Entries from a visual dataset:

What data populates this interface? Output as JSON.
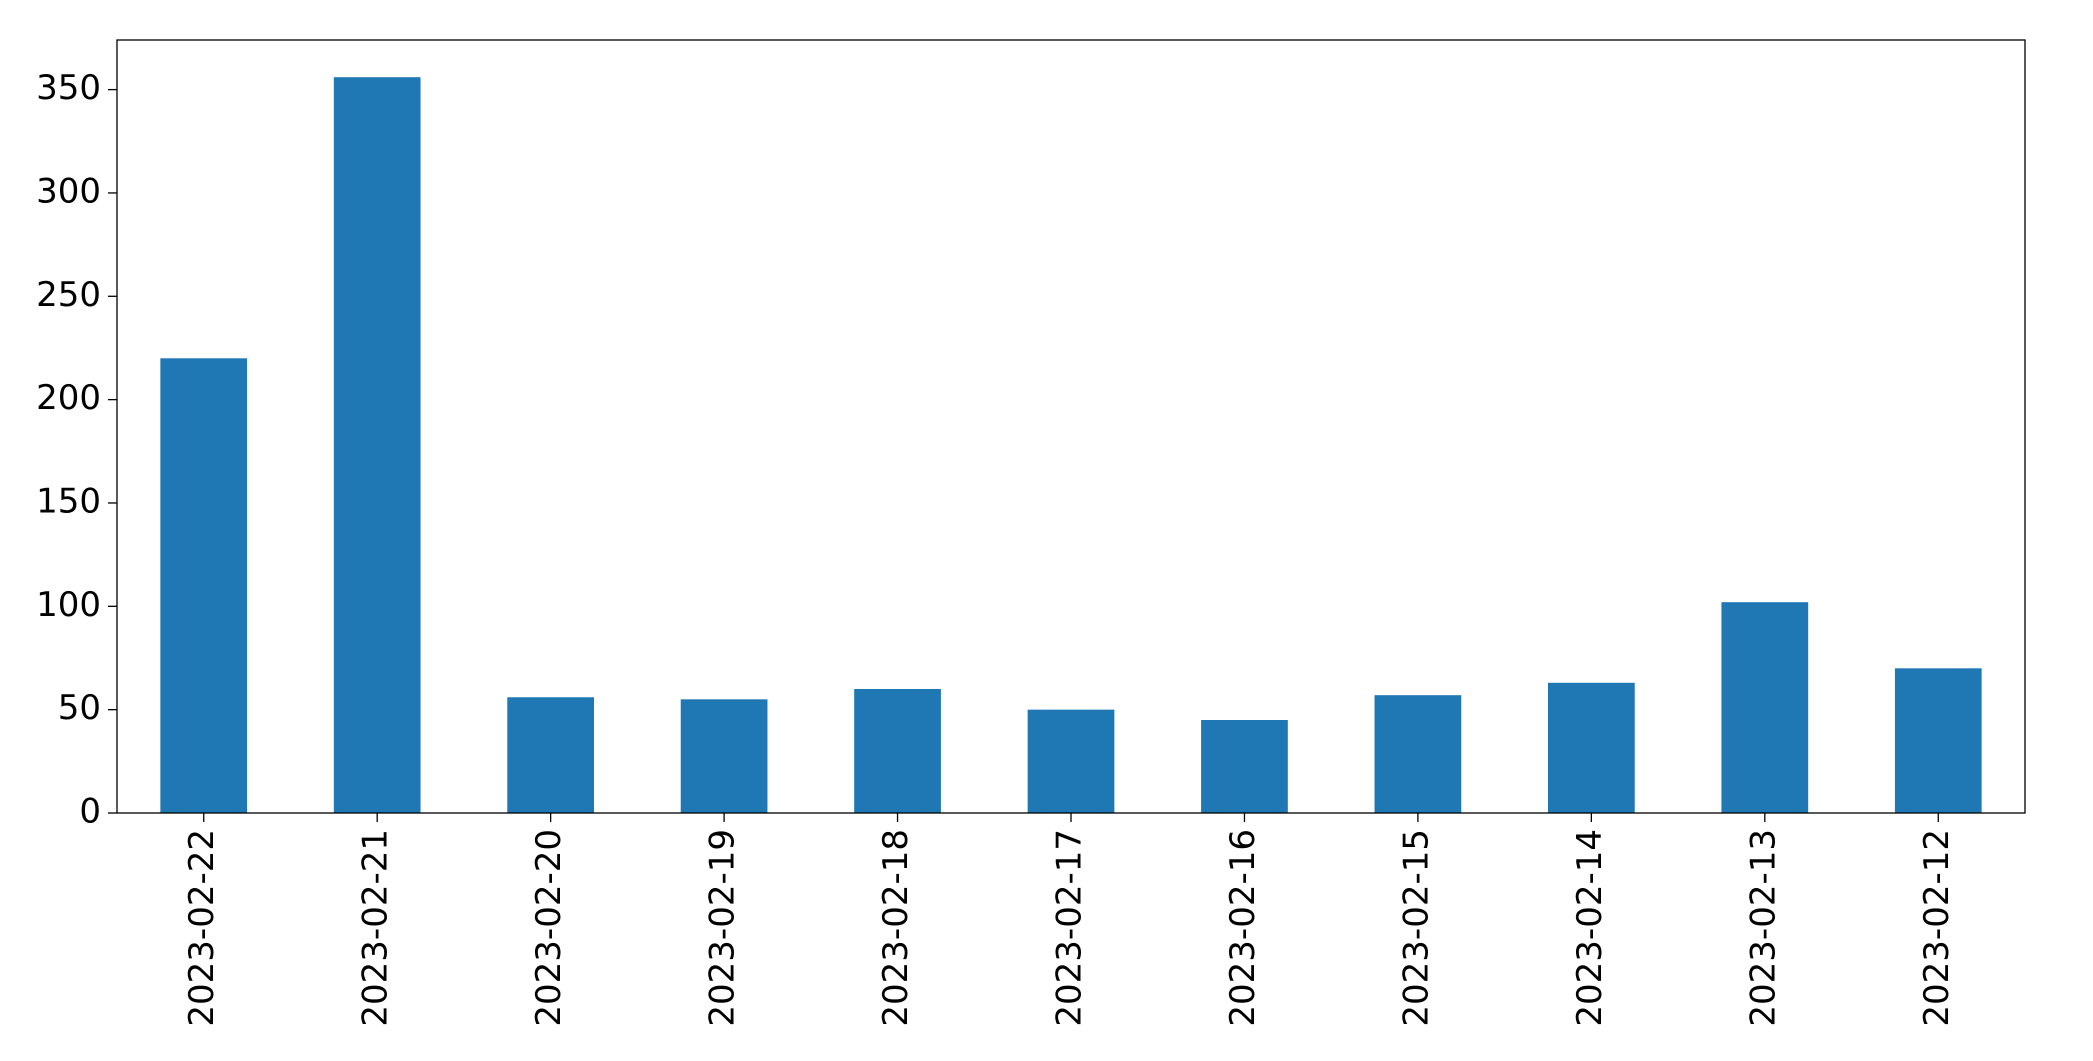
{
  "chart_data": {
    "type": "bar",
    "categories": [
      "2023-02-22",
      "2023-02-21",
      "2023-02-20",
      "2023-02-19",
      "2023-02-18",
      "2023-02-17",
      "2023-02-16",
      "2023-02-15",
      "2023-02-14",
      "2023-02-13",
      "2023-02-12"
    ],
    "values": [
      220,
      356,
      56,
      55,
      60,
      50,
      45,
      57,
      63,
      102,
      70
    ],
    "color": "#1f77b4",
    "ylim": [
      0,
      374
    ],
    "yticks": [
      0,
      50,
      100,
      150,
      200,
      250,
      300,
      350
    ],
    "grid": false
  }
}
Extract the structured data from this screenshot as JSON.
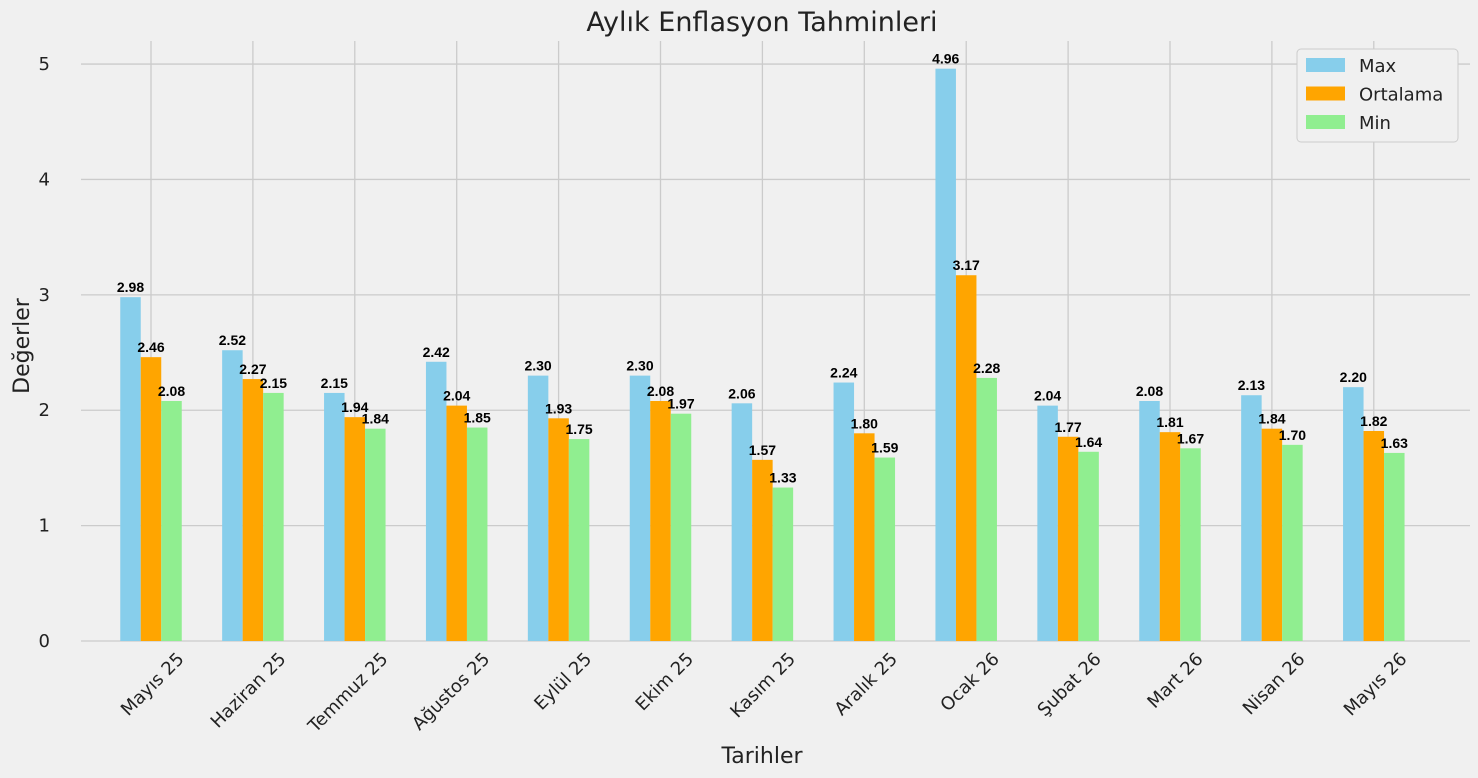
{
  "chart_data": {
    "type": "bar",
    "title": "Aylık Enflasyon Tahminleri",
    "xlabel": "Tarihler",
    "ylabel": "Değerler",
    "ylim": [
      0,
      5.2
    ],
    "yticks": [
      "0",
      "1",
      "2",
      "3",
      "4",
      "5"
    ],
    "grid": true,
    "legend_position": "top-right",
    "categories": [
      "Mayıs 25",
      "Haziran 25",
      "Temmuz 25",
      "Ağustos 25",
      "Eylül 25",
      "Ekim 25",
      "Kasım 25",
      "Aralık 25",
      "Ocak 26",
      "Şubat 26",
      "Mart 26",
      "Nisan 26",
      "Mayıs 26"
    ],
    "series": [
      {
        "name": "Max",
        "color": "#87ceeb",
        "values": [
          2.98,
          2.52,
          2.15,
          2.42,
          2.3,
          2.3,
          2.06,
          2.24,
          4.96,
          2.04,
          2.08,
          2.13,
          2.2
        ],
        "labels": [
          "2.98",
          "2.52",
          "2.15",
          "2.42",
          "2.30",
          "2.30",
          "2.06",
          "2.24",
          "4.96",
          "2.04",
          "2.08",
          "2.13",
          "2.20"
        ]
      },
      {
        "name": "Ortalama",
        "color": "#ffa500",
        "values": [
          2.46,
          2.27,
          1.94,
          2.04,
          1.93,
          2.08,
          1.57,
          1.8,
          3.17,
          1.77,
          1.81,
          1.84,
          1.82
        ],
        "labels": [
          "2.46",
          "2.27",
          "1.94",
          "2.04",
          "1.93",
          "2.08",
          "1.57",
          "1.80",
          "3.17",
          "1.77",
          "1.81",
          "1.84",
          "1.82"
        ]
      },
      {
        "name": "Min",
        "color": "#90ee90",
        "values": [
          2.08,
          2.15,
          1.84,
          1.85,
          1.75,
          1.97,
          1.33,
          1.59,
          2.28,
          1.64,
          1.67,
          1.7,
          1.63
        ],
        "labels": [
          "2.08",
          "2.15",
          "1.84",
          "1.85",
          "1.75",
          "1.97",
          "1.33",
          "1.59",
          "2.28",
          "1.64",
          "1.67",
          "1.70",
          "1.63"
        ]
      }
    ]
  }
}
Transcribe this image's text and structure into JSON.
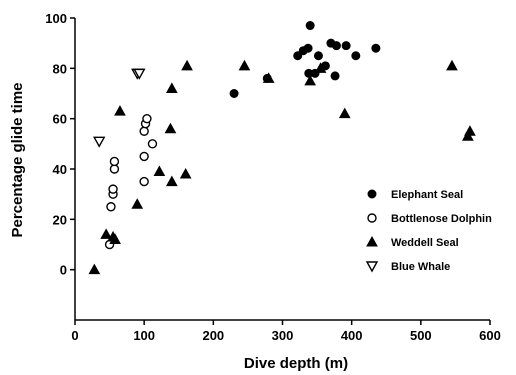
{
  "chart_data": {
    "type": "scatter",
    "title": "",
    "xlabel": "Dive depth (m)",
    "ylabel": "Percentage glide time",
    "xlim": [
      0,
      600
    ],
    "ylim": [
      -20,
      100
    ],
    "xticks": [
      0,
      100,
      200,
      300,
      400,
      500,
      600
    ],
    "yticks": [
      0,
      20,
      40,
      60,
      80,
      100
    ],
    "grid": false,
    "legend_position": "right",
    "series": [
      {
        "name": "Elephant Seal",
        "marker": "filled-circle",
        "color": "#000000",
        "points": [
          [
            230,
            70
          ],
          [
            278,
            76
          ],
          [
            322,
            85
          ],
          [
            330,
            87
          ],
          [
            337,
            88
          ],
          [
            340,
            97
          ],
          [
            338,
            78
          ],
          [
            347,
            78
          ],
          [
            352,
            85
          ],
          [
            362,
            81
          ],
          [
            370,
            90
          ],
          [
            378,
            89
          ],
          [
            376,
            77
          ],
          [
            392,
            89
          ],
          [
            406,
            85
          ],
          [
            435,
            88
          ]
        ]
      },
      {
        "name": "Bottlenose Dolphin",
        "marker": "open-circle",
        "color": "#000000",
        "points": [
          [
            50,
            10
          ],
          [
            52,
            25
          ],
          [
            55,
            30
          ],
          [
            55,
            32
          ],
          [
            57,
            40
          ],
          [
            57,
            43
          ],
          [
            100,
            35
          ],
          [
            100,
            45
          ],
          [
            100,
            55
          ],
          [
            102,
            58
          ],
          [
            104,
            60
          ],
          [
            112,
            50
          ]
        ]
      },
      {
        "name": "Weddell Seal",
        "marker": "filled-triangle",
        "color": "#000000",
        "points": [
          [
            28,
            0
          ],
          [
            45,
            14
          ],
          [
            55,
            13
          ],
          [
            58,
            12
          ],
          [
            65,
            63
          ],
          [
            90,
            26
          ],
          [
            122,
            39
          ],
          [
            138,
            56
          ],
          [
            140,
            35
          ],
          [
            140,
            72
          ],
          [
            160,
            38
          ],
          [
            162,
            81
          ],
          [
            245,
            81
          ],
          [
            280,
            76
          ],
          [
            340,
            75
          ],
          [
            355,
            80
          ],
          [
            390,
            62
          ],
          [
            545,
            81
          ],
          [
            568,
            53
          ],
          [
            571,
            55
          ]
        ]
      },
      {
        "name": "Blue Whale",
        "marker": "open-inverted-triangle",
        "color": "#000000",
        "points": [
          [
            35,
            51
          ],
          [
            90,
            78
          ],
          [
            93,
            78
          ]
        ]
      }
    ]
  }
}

**Task objective:** Nothing but the pictures may be dropped; output the records above exactly.

**Response for this exercise:**
What data populates this interface? Output as JSON.
{
  "chart_data": {
    "type": "bar",
    "categories": [
      "2023-02-22",
      "2023-02-21",
      "2023-02-20",
      "2023-02-19",
      "2023-02-18",
      "2023-02-17",
      "2023-02-16",
      "2023-02-15",
      "2023-02-14",
      "2023-02-13",
      "2023-02-12"
    ],
    "values": [
      220,
      356,
      56,
      55,
      60,
      50,
      45,
      57,
      63,
      102,
      70
    ],
    "color": "#1f77b4",
    "ylim": [
      0,
      374
    ],
    "yticks": [
      0,
      50,
      100,
      150,
      200,
      250,
      300,
      350
    ],
    "grid": false
  }
}
Extract the structured data from this screenshot as JSON.
{
  "chart_data": {
    "type": "bar",
    "title": "Aylık Enflasyon Tahminleri",
    "xlabel": "Tarihler",
    "ylabel": "Değerler",
    "ylim": [
      0,
      5.2
    ],
    "yticks": [
      "0",
      "1",
      "2",
      "3",
      "4",
      "5"
    ],
    "grid": true,
    "legend_position": "top-right",
    "categories": [
      "Mayıs 25",
      "Haziran 25",
      "Temmuz 25",
      "Ağustos 25",
      "Eylül 25",
      "Ekim 25",
      "Kasım 25",
      "Aralık 25",
      "Ocak 26",
      "Şubat 26",
      "Mart 26",
      "Nisan 26",
      "Mayıs 26"
    ],
    "series": [
      {
        "name": "Max",
        "color": "#87ceeb",
        "values": [
          2.98,
          2.52,
          2.15,
          2.42,
          2.3,
          2.3,
          2.06,
          2.24,
          4.96,
          2.04,
          2.08,
          2.13,
          2.2
        ],
        "labels": [
          "2.98",
          "2.52",
          "2.15",
          "2.42",
          "2.30",
          "2.30",
          "2.06",
          "2.24",
          "4.96",
          "2.04",
          "2.08",
          "2.13",
          "2.20"
        ]
      },
      {
        "name": "Ortalama",
        "color": "#ffa500",
        "values": [
          2.46,
          2.27,
          1.94,
          2.04,
          1.93,
          2.08,
          1.57,
          1.8,
          3.17,
          1.77,
          1.81,
          1.84,
          1.82
        ],
        "labels": [
          "2.46",
          "2.27",
          "1.94",
          "2.04",
          "1.93",
          "2.08",
          "1.57",
          "1.80",
          "3.17",
          "1.77",
          "1.81",
          "1.84",
          "1.82"
        ]
      },
      {
        "name": "Min",
        "color": "#90ee90",
        "values": [
          2.08,
          2.15,
          1.84,
          1.85,
          1.75,
          1.97,
          1.33,
          1.59,
          2.28,
          1.64,
          1.67,
          1.7,
          1.63
        ],
        "labels": [
          "2.08",
          "2.15",
          "1.84",
          "1.85",
          "1.75",
          "1.97",
          "1.33",
          "1.59",
          "2.28",
          "1.64",
          "1.67",
          "1.70",
          "1.63"
        ]
      }
    ]
  }
}
Transcribe this image's text and structure into JSON.
{
  "chart_data": {
    "type": "scatter",
    "title": "",
    "xlabel": "Dive depth (m)",
    "ylabel": "Percentage glide time",
    "xlim": [
      0,
      600
    ],
    "ylim": [
      -20,
      100
    ],
    "xticks": [
      0,
      100,
      200,
      300,
      400,
      500,
      600
    ],
    "yticks": [
      0,
      20,
      40,
      60,
      80,
      100
    ],
    "grid": false,
    "legend_position": "right",
    "series": [
      {
        "name": "Elephant Seal",
        "marker": "filled-circle",
        "color": "#000000",
        "points": [
          [
            230,
            70
          ],
          [
            278,
            76
          ],
          [
            322,
            85
          ],
          [
            330,
            87
          ],
          [
            337,
            88
          ],
          [
            340,
            97
          ],
          [
            338,
            78
          ],
          [
            347,
            78
          ],
          [
            352,
            85
          ],
          [
            362,
            81
          ],
          [
            370,
            90
          ],
          [
            378,
            89
          ],
          [
            376,
            77
          ],
          [
            392,
            89
          ],
          [
            406,
            85
          ],
          [
            435,
            88
          ]
        ]
      },
      {
        "name": "Bottlenose Dolphin",
        "marker": "open-circle",
        "color": "#000000",
        "points": [
          [
            50,
            10
          ],
          [
            52,
            25
          ],
          [
            55,
            30
          ],
          [
            55,
            32
          ],
          [
            57,
            40
          ],
          [
            57,
            43
          ],
          [
            100,
            35
          ],
          [
            100,
            45
          ],
          [
            100,
            55
          ],
          [
            102,
            58
          ],
          [
            104,
            60
          ],
          [
            112,
            50
          ]
        ]
      },
      {
        "name": "Weddell Seal",
        "marker": "filled-triangle",
        "color": "#000000",
        "points": [
          [
            28,
            0
          ],
          [
            45,
            14
          ],
          [
            55,
            13
          ],
          [
            58,
            12
          ],
          [
            65,
            63
          ],
          [
            90,
            26
          ],
          [
            122,
            39
          ],
          [
            138,
            56
          ],
          [
            140,
            35
          ],
          [
            140,
            72
          ],
          [
            160,
            38
          ],
          [
            162,
            81
          ],
          [
            245,
            81
          ],
          [
            280,
            76
          ],
          [
            340,
            75
          ],
          [
            355,
            80
          ],
          [
            390,
            62
          ],
          [
            545,
            81
          ],
          [
            568,
            53
          ],
          [
            571,
            55
          ]
        ]
      },
      {
        "name": "Blue Whale",
        "marker": "open-inverted-triangle",
        "color": "#000000",
        "points": [
          [
            35,
            51
          ],
          [
            90,
            78
          ],
          [
            93,
            78
          ]
        ]
      }
    ]
  }
}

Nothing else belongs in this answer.